- What this task involves -
Restate the records below word for word, and omit the images they hold.
+ + + + +
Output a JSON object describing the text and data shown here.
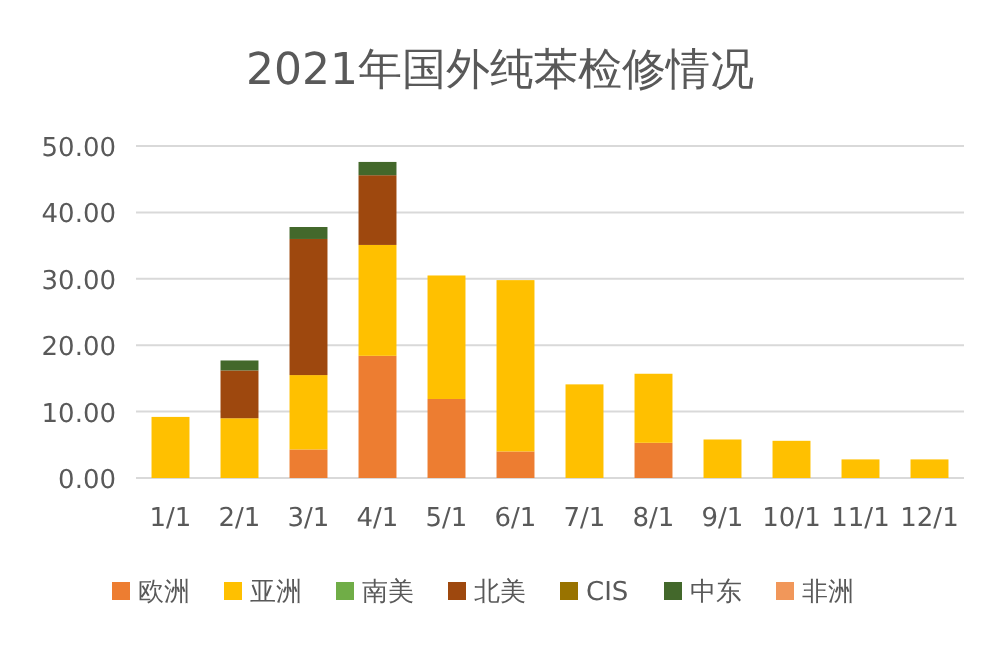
{
  "chart_data": {
    "type": "bar",
    "stacked": true,
    "title": "2021年国外纯苯检修情况",
    "categories": [
      "1/1",
      "2/1",
      "3/1",
      "4/1",
      "5/1",
      "6/1",
      "7/1",
      "8/1",
      "9/1",
      "10/1",
      "11/1",
      "12/1"
    ],
    "series": [
      {
        "name": "欧洲",
        "color": "#ed7d31",
        "values": [
          null,
          null,
          4.3,
          18.4,
          11.9,
          4.0,
          null,
          5.3,
          null,
          null,
          null,
          null
        ]
      },
      {
        "name": "亚洲",
        "color": "#ffc000",
        "values": [
          9.2,
          9.0,
          11.2,
          16.7,
          18.6,
          25.8,
          14.1,
          10.4,
          5.8,
          5.6,
          2.8,
          2.8
        ]
      },
      {
        "name": "南美",
        "color": "#70ad47",
        "values": [
          null,
          null,
          null,
          null,
          null,
          null,
          null,
          null,
          null,
          null,
          null,
          null
        ]
      },
      {
        "name": "北美",
        "color": "#9e480e",
        "values": [
          null,
          7.2,
          20.5,
          10.5,
          null,
          null,
          null,
          null,
          null,
          null,
          null,
          null
        ]
      },
      {
        "name": "CIS",
        "color": "#997300",
        "values": [
          null,
          null,
          null,
          null,
          null,
          null,
          null,
          null,
          null,
          null,
          null,
          null
        ]
      },
      {
        "name": "中东",
        "color": "#43682b",
        "values": [
          null,
          1.5,
          1.8,
          2.0,
          null,
          null,
          null,
          null,
          null,
          null,
          null,
          null
        ]
      },
      {
        "name": "非洲",
        "color": "#f1975a",
        "values": [
          null,
          null,
          null,
          null,
          null,
          null,
          null,
          null,
          null,
          null,
          null,
          null
        ]
      }
    ],
    "ylim": [
      0,
      50
    ],
    "yticks": [
      {
        "value": 0,
        "label": "0.00"
      },
      {
        "value": 10,
        "label": "10.00"
      },
      {
        "value": 20,
        "label": "20.00"
      },
      {
        "value": 30,
        "label": "30.00"
      },
      {
        "value": 40,
        "label": "40.00"
      },
      {
        "value": 50,
        "label": "50.00"
      }
    ],
    "grid": "y",
    "legend": "bottom"
  }
}
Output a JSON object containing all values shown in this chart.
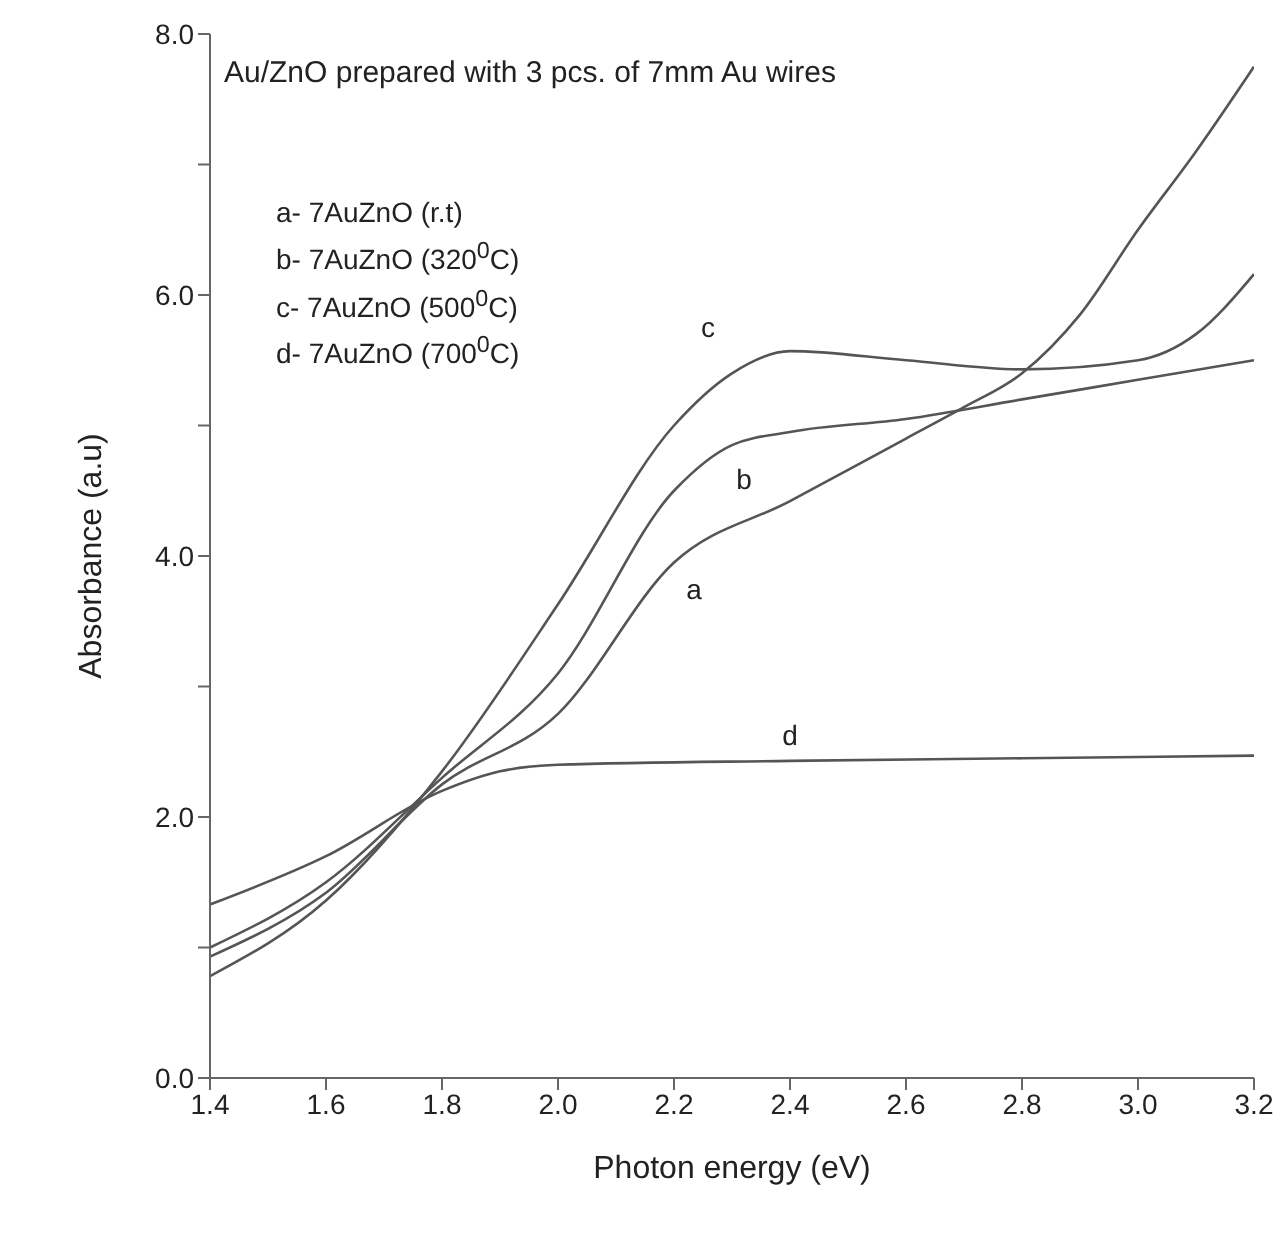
{
  "chart_data": {
    "type": "line",
    "title": "Au/ZnO prepared with 3 pcs. of 7mm Au wires",
    "xlabel": "Photon energy (eV)",
    "ylabel": "Absorbance (a.u)",
    "annotations": [
      "a- 7AuZnO (r.t)",
      "b- 7AuZnO (320$^{0}$C)",
      "c- 7AuZnO (500$^{0}$C)",
      "d- 7AuZnO (700$^{0}$C)"
    ],
    "xlim": [
      1.4,
      3.2
    ],
    "xticks": [
      1.4,
      1.6,
      1.8,
      {
        "value": 2,
        "label": "2.0"
      },
      2.2,
      2.4,
      2.6,
      2.8,
      {
        "value": 3,
        "label": "3.0"
      },
      3.2
    ],
    "ylim": [
      0,
      8
    ],
    "yticks": [
      {
        "value": 0,
        "label": "0.0"
      },
      {
        "value": 1,
        "label": null
      },
      {
        "value": 2,
        "label": "2.0"
      },
      {
        "value": 3,
        "label": null
      },
      {
        "value": 4,
        "label": "4.0"
      },
      {
        "value": 5,
        "label": null
      },
      {
        "value": 6,
        "label": "6.0"
      },
      {
        "value": 7,
        "label": null
      },
      {
        "value": 8,
        "label": "8.0"
      }
    ],
    "grid": false,
    "legend": false,
    "marker": "none",
    "line_style": "solid",
    "series": [
      {
        "name": "a",
        "color": "#555555",
        "x": [
          1.4,
          1.6,
          1.8,
          2.0,
          2.2,
          2.4,
          2.6,
          2.7,
          2.8,
          2.9,
          3.0,
          3.1,
          3.2
        ],
        "values": [
          0.93,
          1.42,
          2.25,
          2.79,
          3.95,
          4.42,
          4.9,
          5.14,
          5.4,
          5.85,
          6.5,
          7.1,
          7.75
        ]
      },
      {
        "name": "b",
        "color": "#555555",
        "x": [
          1.4,
          1.6,
          1.8,
          2.0,
          2.2,
          2.3,
          2.4,
          2.6,
          2.8,
          3.0,
          3.2
        ],
        "values": [
          1.0,
          1.5,
          2.3,
          3.1,
          4.5,
          4.85,
          4.95,
          5.05,
          5.2,
          5.35,
          5.5
        ]
      },
      {
        "name": "c",
        "color": "#555555",
        "x": [
          1.4,
          1.6,
          1.8,
          2.0,
          2.2,
          2.3,
          2.4,
          2.6,
          2.8,
          3.0,
          3.1,
          3.2
        ],
        "values": [
          0.78,
          1.36,
          2.35,
          3.63,
          5.0,
          5.4,
          5.57,
          5.5,
          5.43,
          5.5,
          5.7,
          6.16
        ]
      },
      {
        "name": "d",
        "color": "#555555",
        "x": [
          1.4,
          1.6,
          1.8,
          1.9,
          2.0,
          2.4,
          2.8,
          3.2
        ],
        "values": [
          1.33,
          1.7,
          2.2,
          2.35,
          2.4,
          2.43,
          2.45,
          2.47
        ]
      }
    ]
  }
}
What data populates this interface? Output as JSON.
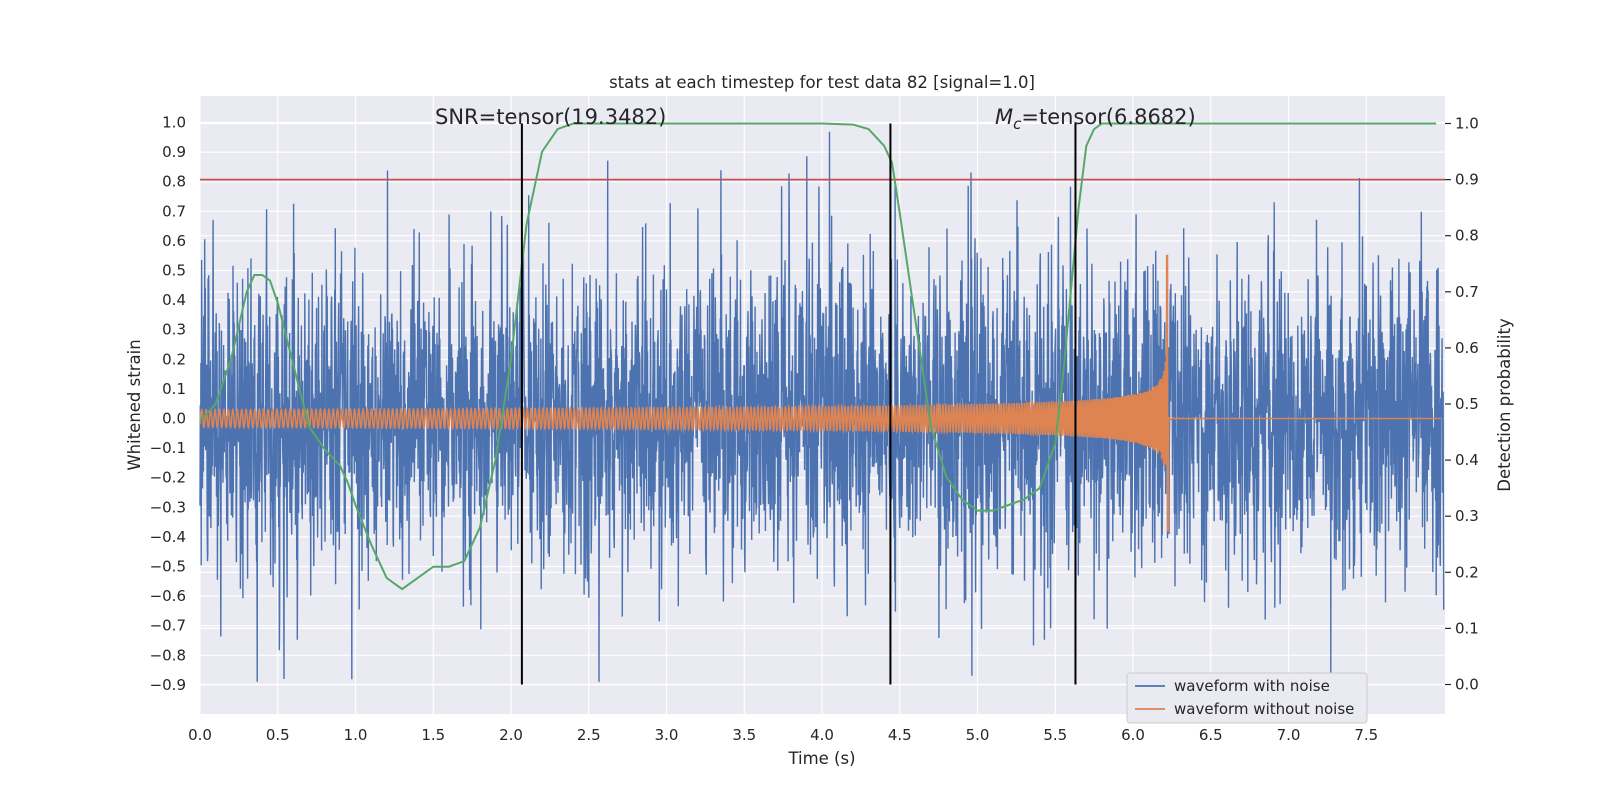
+ + + + +
- Response to the exercise -
Output a JSON object describing the text and data shown here.
{
  "chart_data": {
    "type": "bar",
    "stacked": true,
    "title": "2021年国外纯苯检修情况",
    "categories": [
      "1/1",
      "2/1",
      "3/1",
      "4/1",
      "5/1",
      "6/1",
      "7/1",
      "8/1",
      "9/1",
      "10/1",
      "11/1",
      "12/1"
    ],
    "series": [
      {
        "name": "欧洲",
        "color": "#ed7d31",
        "values": [
          null,
          null,
          4.3,
          18.4,
          11.9,
          4.0,
          null,
          5.3,
          null,
          null,
          null,
          null
        ]
      },
      {
        "name": "亚洲",
        "color": "#ffc000",
        "values": [
          9.2,
          9.0,
          11.2,
          16.7,
          18.6,
          25.8,
          14.1,
          10.4,
          5.8,
          5.6,
          2.8,
          2.8
        ]
      },
      {
        "name": "南美",
        "color": "#70ad47",
        "values": [
          null,
          null,
          null,
          null,
          null,
          null,
          null,
          null,
          null,
          null,
          null,
          null
        ]
      },
      {
        "name": "北美",
        "color": "#9e480e",
        "values": [
          null,
          7.2,
          20.5,
          10.5,
          null,
          null,
          null,
          null,
          null,
          null,
          null,
          null
        ]
      },
      {
        "name": "CIS",
        "color": "#997300",
        "values": [
          null,
          null,
          null,
          null,
          null,
          null,
          null,
          null,
          null,
          null,
          null,
          null
        ]
      },
      {
        "name": "中东",
        "color": "#43682b",
        "values": [
          null,
          1.5,
          1.8,
          2.0,
          null,
          null,
          null,
          null,
          null,
          null,
          null,
          null
        ]
      },
      {
        "name": "非洲",
        "color": "#f1975a",
        "values": [
          null,
          null,
          null,
          null,
          null,
          null,
          null,
          null,
          null,
          null,
          null,
          null
        ]
      }
    ],
    "ylim": [
      0,
      50
    ],
    "yticks": [
      {
        "value": 0,
        "label": "0.00"
      },
      {
        "value": 10,
        "label": "10.00"
      },
      {
        "value": 20,
        "label": "20.00"
      },
      {
        "value": 30,
        "label": "30.00"
      },
      {
        "value": 40,
        "label": "40.00"
      },
      {
        "value": 50,
        "label": "50.00"
      }
    ],
    "grid": "y",
    "legend": "bottom"
  }
}
Output a JSON object containing all values shown in this chart.
{
  "chart_data": {
    "type": "line",
    "title": "Au/ZnO prepared with 3 pcs. of 7mm Au wires",
    "xlabel": "Photon energy (eV)",
    "ylabel": "Absorbance (a.u)",
    "annotations": [
      "a- 7AuZnO (r.t)",
      "b- 7AuZnO (320$^{0}$C)",
      "c- 7AuZnO (500$^{0}$C)",
      "d- 7AuZnO (700$^{0}$C)"
    ],
    "xlim": [
      1.4,
      3.2
    ],
    "xticks": [
      1.4,
      1.6,
      1.8,
      {
        "value": 2,
        "label": "2.0"
      },
      2.2,
      2.4,
      2.6,
      2.8,
      {
        "value": 3,
        "label": "3.0"
      },
      3.2
    ],
    "ylim": [
      0,
      8
    ],
    "yticks": [
      {
        "value": 0,
        "label": "0.0"
      },
      {
        "value": 1,
        "label": null
      },
      {
        "value": 2,
        "label": "2.0"
      },
      {
        "value": 3,
        "label": null
      },
      {
        "value": 4,
        "label": "4.0"
      },
      {
        "value": 5,
        "label": null
      },
      {
        "value": 6,
        "label": "6.0"
      },
      {
        "value": 7,
        "label": null
      },
      {
        "value": 8,
        "label": "8.0"
      }
    ],
    "grid": false,
    "legend": false,
    "marker": "none",
    "line_style": "solid",
    "series": [
      {
        "name": "a",
        "color": "#555555",
        "x": [
          1.4,
          1.6,
          1.8,
          2.0,
          2.2,
          2.4,
          2.6,
          2.7,
          2.8,
          2.9,
          3.0,
          3.1,
          3.2
        ],
        "values": [
          0.93,
          1.42,
          2.25,
          2.79,
          3.95,
          4.42,
          4.9,
          5.14,
          5.4,
          5.85,
          6.5,
          7.1,
          7.75
        ]
      },
      {
        "name": "b",
        "color": "#555555",
        "x": [
          1.4,
          1.6,
          1.8,
          2.0,
          2.2,
          2.3,
          2.4,
          2.6,
          2.8,
          3.0,
          3.2
        ],
        "values": [
          1.0,
          1.5,
          2.3,
          3.1,
          4.5,
          4.85,
          4.95,
          5.05,
          5.2,
          5.35,
          5.5
        ]
      },
      {
        "name": "c",
        "color": "#555555",
        "x": [
          1.4,
          1.6,
          1.8,
          2.0,
          2.2,
          2.3,
          2.4,
          2.6,
          2.8,
          3.0,
          3.1,
          3.2
        ],
        "values": [
          0.78,
          1.36,
          2.35,
          3.63,
          5.0,
          5.4,
          5.57,
          5.5,
          5.43,
          5.5,
          5.7,
          6.16
        ]
      },
      {
        "name": "d",
        "color": "#555555",
        "x": [
          1.4,
          1.6,
          1.8,
          1.9,
          2.0,
          2.4,
          2.8,
          3.2
        ],
        "values": [
          1.33,
          1.7,
          2.2,
          2.35,
          2.4,
          2.43,
          2.45,
          2.47
        ]
      }
    ]
  }
}
What data populates this interface? Output as JSON.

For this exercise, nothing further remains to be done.